◆ **Materials provided**:
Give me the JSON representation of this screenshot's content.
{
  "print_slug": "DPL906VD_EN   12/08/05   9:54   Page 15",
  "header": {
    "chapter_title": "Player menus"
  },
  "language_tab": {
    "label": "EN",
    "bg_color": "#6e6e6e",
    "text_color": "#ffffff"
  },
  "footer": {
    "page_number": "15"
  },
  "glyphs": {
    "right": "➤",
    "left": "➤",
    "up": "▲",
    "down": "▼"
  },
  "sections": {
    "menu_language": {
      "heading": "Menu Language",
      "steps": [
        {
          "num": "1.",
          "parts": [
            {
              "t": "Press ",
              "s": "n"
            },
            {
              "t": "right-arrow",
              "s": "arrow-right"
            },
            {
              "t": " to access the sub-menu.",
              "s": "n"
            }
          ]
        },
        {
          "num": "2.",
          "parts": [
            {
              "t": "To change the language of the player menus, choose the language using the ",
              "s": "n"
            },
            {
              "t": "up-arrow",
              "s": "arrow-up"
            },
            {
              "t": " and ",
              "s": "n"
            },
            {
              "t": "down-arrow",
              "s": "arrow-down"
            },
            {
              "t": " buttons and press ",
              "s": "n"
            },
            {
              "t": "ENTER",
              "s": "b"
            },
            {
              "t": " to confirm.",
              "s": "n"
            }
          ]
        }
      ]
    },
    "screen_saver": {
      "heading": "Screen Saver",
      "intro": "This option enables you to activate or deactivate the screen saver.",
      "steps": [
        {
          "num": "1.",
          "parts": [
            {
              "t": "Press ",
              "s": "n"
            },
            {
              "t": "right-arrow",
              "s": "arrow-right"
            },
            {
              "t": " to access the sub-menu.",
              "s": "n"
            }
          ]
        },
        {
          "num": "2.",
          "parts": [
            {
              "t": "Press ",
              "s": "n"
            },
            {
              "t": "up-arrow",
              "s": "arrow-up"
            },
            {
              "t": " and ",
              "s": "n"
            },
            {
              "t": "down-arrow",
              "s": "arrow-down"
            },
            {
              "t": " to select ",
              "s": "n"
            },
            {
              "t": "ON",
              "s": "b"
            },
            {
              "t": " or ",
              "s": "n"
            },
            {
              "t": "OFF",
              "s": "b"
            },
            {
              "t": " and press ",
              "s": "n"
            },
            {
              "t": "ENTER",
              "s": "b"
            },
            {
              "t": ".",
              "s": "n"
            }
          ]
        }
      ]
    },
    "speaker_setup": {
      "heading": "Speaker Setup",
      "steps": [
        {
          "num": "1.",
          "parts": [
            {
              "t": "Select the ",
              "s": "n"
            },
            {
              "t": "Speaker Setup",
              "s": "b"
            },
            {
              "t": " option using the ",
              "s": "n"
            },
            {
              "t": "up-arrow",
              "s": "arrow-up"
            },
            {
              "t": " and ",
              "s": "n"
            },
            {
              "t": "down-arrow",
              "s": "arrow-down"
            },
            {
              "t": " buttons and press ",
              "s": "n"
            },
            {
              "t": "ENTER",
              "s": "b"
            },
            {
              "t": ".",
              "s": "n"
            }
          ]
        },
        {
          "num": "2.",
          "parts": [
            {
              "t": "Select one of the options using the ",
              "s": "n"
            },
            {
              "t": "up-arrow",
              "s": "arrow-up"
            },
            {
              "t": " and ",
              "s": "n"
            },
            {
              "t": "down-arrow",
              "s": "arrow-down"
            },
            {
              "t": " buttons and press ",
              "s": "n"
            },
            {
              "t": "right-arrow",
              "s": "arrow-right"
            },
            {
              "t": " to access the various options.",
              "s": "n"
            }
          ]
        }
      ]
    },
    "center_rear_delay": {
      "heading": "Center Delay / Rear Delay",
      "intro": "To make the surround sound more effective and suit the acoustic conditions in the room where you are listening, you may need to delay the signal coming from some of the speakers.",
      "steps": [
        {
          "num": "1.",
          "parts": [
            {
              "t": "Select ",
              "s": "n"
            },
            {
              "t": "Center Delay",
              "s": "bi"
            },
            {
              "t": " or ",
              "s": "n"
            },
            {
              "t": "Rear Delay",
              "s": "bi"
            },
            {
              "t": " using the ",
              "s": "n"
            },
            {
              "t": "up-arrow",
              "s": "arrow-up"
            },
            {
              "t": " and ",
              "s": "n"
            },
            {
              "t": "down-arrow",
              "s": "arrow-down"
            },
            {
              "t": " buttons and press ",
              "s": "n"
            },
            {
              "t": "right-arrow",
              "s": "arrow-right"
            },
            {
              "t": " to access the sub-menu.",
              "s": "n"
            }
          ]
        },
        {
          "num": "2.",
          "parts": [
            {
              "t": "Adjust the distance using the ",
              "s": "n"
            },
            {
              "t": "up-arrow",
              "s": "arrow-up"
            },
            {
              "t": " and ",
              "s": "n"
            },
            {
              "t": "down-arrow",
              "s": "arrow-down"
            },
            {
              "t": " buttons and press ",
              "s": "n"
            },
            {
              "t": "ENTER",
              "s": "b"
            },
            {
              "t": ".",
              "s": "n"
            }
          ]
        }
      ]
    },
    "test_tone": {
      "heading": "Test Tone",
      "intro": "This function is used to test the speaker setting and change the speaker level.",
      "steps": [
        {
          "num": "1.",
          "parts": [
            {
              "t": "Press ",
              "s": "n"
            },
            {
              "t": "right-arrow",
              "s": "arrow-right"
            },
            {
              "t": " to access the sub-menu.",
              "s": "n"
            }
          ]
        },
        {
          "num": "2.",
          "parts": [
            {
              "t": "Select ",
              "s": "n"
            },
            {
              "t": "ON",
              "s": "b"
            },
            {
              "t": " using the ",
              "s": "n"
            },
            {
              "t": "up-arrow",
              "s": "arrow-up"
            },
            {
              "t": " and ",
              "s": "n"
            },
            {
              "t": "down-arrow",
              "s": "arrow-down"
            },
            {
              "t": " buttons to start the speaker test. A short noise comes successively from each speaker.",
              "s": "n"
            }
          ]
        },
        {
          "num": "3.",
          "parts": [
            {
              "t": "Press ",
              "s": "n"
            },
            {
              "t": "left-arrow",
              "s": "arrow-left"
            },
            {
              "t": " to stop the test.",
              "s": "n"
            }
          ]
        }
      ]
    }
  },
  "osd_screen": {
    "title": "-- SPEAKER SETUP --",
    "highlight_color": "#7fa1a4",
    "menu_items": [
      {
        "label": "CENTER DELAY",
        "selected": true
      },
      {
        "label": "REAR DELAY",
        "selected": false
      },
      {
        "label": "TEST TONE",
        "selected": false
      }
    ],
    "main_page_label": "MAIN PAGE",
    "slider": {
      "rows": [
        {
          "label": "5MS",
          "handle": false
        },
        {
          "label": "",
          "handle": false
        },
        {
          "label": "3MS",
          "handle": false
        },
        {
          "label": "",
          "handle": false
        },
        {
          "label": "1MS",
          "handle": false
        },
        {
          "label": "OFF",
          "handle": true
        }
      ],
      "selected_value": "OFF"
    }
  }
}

◆ **Objective**: Reproduce the material precisely, including every line.

◆ **Solution to this exercise**:
Give me the JSON representation of this screenshot's content.
{
  "print_slug": "DPL906VD_EN   12/08/05   9:54   Page 15",
  "header": {
    "chapter_title": "Player menus"
  },
  "language_tab": {
    "label": "EN",
    "bg_color": "#6e6e6e",
    "text_color": "#ffffff"
  },
  "footer": {
    "page_number": "15"
  },
  "glyphs": {
    "right": "➤",
    "left": "➤",
    "up": "▲",
    "down": "▼"
  },
  "sections": {
    "menu_language": {
      "heading": "Menu Language",
      "steps": [
        {
          "num": "1.",
          "parts": [
            {
              "t": "Press ",
              "s": "n"
            },
            {
              "t": "right-arrow",
              "s": "arrow-right"
            },
            {
              "t": " to access the sub-menu.",
              "s": "n"
            }
          ]
        },
        {
          "num": "2.",
          "parts": [
            {
              "t": "To change the language of the player menus, choose the language using the ",
              "s": "n"
            },
            {
              "t": "up-arrow",
              "s": "arrow-up"
            },
            {
              "t": " and ",
              "s": "n"
            },
            {
              "t": "down-arrow",
              "s": "arrow-down"
            },
            {
              "t": " buttons and press ",
              "s": "n"
            },
            {
              "t": "ENTER",
              "s": "b"
            },
            {
              "t": " to confirm.",
              "s": "n"
            }
          ]
        }
      ]
    },
    "screen_saver": {
      "heading": "Screen Saver",
      "intro": "This option enables you to activate or deactivate the screen saver.",
      "steps": [
        {
          "num": "1.",
          "parts": [
            {
              "t": "Press ",
              "s": "n"
            },
            {
              "t": "right-arrow",
              "s": "arrow-right"
            },
            {
              "t": " to access the sub-menu.",
              "s": "n"
            }
          ]
        },
        {
          "num": "2.",
          "parts": [
            {
              "t": "Press ",
              "s": "n"
            },
            {
              "t": "up-arrow",
              "s": "arrow-up"
            },
            {
              "t": " and ",
              "s": "n"
            },
            {
              "t": "down-arrow",
              "s": "arrow-down"
            },
            {
              "t": " to select ",
              "s": "n"
            },
            {
              "t": "ON",
              "s": "b"
            },
            {
              "t": " or ",
              "s": "n"
            },
            {
              "t": "OFF",
              "s": "b"
            },
            {
              "t": " and press ",
              "s": "n"
            },
            {
              "t": "ENTER",
              "s": "b"
            },
            {
              "t": ".",
              "s": "n"
            }
          ]
        }
      ]
    },
    "speaker_setup": {
      "heading": "Speaker Setup",
      "steps": [
        {
          "num": "1.",
          "parts": [
            {
              "t": "Select the ",
              "s": "n"
            },
            {
              "t": "Speaker Setup",
              "s": "b"
            },
            {
              "t": " option using the ",
              "s": "n"
            },
            {
              "t": "up-arrow",
              "s": "arrow-up"
            },
            {
              "t": " and ",
              "s": "n"
            },
            {
              "t": "down-arrow",
              "s": "arrow-down"
            },
            {
              "t": " buttons and press ",
              "s": "n"
            },
            {
              "t": "ENTER",
              "s": "b"
            },
            {
              "t": ".",
              "s": "n"
            }
          ]
        },
        {
          "num": "2.",
          "parts": [
            {
              "t": "Select one of the options using the ",
              "s": "n"
            },
            {
              "t": "up-arrow",
              "s": "arrow-up"
            },
            {
              "t": " and ",
              "s": "n"
            },
            {
              "t": "down-arrow",
              "s": "arrow-down"
            },
            {
              "t": " buttons and press ",
              "s": "n"
            },
            {
              "t": "right-arrow",
              "s": "arrow-right"
            },
            {
              "t": " to access the various options.",
              "s": "n"
            }
          ]
        }
      ]
    },
    "center_rear_delay": {
      "heading": "Center Delay / Rear Delay",
      "intro": "To make the surround sound more effective and suit the acoustic conditions in the room where you are listening, you may need to delay the signal coming from some of the speakers.",
      "steps": [
        {
          "num": "1.",
          "parts": [
            {
              "t": "Select ",
              "s": "n"
            },
            {
              "t": "Center Delay",
              "s": "bi"
            },
            {
              "t": " or ",
              "s": "n"
            },
            {
              "t": "Rear Delay",
              "s": "bi"
            },
            {
              "t": " using the ",
              "s": "n"
            },
            {
              "t": "up-arrow",
              "s": "arrow-up"
            },
            {
              "t": " and ",
              "s": "n"
            },
            {
              "t": "down-arrow",
              "s": "arrow-down"
            },
            {
              "t": " buttons and press ",
              "s": "n"
            },
            {
              "t": "right-arrow",
              "s": "arrow-right"
            },
            {
              "t": " to access the sub-menu.",
              "s": "n"
            }
          ]
        },
        {
          "num": "2.",
          "parts": [
            {
              "t": "Adjust the distance using the ",
              "s": "n"
            },
            {
              "t": "up-arrow",
              "s": "arrow-up"
            },
            {
              "t": " and ",
              "s": "n"
            },
            {
              "t": "down-arrow",
              "s": "arrow-down"
            },
            {
              "t": " buttons and press ",
              "s": "n"
            },
            {
              "t": "ENTER",
              "s": "b"
            },
            {
              "t": ".",
              "s": "n"
            }
          ]
        }
      ]
    },
    "test_tone": {
      "heading": "Test Tone",
      "intro": "This function is used to test the speaker setting and change the speaker level.",
      "steps": [
        {
          "num": "1.",
          "parts": [
            {
              "t": "Press ",
              "s": "n"
            },
            {
              "t": "right-arrow",
              "s": "arrow-right"
            },
            {
              "t": " to access the sub-menu.",
              "s": "n"
            }
          ]
        },
        {
          "num": "2.",
          "parts": [
            {
              "t": "Select ",
              "s": "n"
            },
            {
              "t": "ON",
              "s": "b"
            },
            {
              "t": " using the ",
              "s": "n"
            },
            {
              "t": "up-arrow",
              "s": "arrow-up"
            },
            {
              "t": " and ",
              "s": "n"
            },
            {
              "t": "down-arrow",
              "s": "arrow-down"
            },
            {
              "t": " buttons to start the speaker test. A short noise comes successively from each speaker.",
              "s": "n"
            }
          ]
        },
        {
          "num": "3.",
          "parts": [
            {
              "t": "Press ",
              "s": "n"
            },
            {
              "t": "left-arrow",
              "s": "arrow-left"
            },
            {
              "t": " to stop the test.",
              "s": "n"
            }
          ]
        }
      ]
    }
  },
  "osd_screen": {
    "title": "-- SPEAKER SETUP --",
    "highlight_color": "#7fa1a4",
    "menu_items": [
      {
        "label": "CENTER DELAY",
        "selected": true
      },
      {
        "label": "REAR DELAY",
        "selected": false
      },
      {
        "label": "TEST TONE",
        "selected": false
      }
    ],
    "main_page_label": "MAIN PAGE",
    "slider": {
      "rows": [
        {
          "label": "5MS",
          "handle": false
        },
        {
          "label": "",
          "handle": false
        },
        {
          "label": "3MS",
          "handle": false
        },
        {
          "label": "",
          "handle": false
        },
        {
          "label": "1MS",
          "handle": false
        },
        {
          "label": "OFF",
          "handle": true
        }
      ],
      "selected_value": "OFF"
    }
  }
}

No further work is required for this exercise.